begin Record excerpts

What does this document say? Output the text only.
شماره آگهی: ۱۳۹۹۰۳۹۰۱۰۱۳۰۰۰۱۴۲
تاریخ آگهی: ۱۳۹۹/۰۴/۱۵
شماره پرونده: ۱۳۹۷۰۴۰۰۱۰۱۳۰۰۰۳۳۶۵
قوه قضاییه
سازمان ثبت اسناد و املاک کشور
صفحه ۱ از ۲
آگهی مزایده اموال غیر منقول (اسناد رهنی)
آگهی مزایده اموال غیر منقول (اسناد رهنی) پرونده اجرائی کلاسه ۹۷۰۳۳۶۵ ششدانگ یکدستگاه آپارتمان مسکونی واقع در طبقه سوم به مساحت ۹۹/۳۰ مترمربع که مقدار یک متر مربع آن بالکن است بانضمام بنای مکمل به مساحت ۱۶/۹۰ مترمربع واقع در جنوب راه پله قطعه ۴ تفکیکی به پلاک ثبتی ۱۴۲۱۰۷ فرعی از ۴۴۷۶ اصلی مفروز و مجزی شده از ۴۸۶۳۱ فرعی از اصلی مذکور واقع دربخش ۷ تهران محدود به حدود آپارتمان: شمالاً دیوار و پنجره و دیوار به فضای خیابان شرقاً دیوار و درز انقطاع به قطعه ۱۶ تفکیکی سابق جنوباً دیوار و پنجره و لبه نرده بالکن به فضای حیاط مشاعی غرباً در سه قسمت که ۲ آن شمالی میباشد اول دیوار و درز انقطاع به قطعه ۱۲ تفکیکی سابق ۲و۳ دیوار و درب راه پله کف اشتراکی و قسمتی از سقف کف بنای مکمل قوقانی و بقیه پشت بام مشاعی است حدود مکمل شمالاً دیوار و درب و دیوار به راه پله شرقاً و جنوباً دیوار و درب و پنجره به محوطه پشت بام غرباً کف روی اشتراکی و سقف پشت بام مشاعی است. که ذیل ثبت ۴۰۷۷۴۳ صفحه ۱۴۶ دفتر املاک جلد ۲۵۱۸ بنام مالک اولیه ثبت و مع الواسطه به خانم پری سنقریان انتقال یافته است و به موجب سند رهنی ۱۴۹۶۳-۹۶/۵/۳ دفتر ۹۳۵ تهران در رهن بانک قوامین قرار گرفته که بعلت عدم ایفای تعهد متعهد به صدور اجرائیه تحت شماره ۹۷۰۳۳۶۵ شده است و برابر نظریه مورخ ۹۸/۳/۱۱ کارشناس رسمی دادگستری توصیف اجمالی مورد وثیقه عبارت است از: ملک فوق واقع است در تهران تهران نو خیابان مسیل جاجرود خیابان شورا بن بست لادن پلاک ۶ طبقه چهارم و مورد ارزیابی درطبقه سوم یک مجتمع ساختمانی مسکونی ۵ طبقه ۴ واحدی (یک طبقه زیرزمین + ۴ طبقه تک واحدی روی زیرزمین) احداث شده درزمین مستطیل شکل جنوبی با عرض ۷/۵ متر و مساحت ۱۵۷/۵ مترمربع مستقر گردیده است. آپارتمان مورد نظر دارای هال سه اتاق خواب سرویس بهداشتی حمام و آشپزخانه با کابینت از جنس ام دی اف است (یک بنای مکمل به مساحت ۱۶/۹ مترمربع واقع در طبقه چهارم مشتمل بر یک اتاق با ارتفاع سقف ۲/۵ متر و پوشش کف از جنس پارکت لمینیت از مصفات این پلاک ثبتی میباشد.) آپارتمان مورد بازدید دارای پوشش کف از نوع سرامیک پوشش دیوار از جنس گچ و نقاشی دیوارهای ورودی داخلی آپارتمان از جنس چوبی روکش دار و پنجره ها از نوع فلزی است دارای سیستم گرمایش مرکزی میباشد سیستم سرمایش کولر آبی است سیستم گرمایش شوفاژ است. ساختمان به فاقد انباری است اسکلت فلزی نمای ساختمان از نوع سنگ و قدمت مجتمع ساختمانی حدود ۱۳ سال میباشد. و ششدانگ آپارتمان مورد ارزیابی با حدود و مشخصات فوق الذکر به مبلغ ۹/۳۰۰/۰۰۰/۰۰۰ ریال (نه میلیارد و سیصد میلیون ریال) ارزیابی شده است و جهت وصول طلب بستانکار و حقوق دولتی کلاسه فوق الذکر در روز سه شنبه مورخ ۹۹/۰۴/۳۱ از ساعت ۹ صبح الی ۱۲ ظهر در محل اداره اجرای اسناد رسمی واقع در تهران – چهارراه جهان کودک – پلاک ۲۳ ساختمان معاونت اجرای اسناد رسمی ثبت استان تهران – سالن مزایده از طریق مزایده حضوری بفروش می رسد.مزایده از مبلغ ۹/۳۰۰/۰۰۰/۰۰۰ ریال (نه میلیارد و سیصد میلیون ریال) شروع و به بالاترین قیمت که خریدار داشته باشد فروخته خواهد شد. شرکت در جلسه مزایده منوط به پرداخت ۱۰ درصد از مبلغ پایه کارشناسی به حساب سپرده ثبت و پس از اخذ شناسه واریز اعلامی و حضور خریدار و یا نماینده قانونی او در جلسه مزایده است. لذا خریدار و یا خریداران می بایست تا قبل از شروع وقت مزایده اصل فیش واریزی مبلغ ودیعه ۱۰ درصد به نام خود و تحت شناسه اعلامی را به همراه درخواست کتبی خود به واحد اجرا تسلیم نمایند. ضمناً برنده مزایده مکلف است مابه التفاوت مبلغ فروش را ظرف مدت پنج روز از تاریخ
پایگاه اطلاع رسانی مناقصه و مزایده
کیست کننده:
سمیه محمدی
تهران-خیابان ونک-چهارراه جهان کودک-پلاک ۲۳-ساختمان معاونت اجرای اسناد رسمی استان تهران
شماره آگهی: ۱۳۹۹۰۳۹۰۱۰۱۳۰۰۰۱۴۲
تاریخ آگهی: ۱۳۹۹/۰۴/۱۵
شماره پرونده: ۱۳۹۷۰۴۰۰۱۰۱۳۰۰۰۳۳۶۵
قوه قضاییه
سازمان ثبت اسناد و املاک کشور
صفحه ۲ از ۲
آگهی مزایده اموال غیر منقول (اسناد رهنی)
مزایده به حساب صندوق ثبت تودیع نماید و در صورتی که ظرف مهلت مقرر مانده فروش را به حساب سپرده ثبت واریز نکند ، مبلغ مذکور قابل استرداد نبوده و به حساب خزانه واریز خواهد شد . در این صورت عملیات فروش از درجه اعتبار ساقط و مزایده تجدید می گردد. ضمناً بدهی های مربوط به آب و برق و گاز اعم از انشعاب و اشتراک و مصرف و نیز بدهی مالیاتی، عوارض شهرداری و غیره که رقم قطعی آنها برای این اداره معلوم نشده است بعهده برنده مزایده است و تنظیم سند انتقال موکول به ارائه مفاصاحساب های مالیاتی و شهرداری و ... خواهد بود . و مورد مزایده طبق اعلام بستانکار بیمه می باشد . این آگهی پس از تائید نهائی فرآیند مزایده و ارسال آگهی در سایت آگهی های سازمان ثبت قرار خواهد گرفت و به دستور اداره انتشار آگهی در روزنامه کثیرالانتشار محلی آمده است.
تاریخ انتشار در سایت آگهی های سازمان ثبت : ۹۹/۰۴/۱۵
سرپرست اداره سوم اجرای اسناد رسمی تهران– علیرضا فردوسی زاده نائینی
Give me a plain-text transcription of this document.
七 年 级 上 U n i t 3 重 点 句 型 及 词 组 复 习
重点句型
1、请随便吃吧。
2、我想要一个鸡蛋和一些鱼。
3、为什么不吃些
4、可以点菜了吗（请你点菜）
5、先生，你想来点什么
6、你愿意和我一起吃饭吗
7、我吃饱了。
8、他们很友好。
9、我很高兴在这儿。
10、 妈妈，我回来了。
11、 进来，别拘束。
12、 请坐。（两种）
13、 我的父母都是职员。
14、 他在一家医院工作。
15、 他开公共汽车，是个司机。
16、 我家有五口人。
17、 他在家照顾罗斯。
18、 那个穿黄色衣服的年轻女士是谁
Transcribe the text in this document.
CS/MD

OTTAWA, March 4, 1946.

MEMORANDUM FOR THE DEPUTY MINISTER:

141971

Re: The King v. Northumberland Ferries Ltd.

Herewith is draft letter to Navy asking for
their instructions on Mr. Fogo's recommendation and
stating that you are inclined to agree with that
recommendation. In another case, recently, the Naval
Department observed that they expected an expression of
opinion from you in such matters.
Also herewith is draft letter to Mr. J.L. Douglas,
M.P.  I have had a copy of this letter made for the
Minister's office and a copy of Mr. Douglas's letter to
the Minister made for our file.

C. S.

end Record excerpts

> [What the task requires]
Pull every line containing "سازمان" from the material above.

> [Complete output]
سازمان ثبت اسناد و املاک کشور
سازمان ثبت اسناد و املاک کشور
مزایده به حساب صندوق ثبت تودیع نماید و در صورتی که ظرف مهلت مقرر مانده فروش را به حساب سپرده ثبت واریز نکند ، مبلغ مذکور قابل استرداد نبوده و به حساب خزانه واریز خواهد شد . در این صورت عملیات فروش از درجه اعتبار ساقط و مزایده تجدید می گردد. ضمناً بدهی های مربوط به آب و برق و گاز اعم از انشعاب و اشتراک و مصرف و نیز بدهی مالیاتی، عوارض شهرداری و غیره که رقم قطعی آنها برای این اداره معلوم نشده است بعهده برنده مزایده است و تنظیم سند انتقال موکول به ارائه مفاصاحساب های مالیاتی و شهرداری و ... خواهد بود . و مورد مزایده طبق اعلام بستانکار بیمه می باشد . این آگهی پس از تائید نهائی فرآیند مزایده و ارسال آگهی در سایت آگهی های سازمان ثبت قرار خواهد گرفت و به دستور اداره انتشار آگهی در روزنامه کثیرالانتشار محلی آمده است.
تاریخ انتشار در سایت آگهی های سازمان ثبت : ۹۹/۰۴/۱۵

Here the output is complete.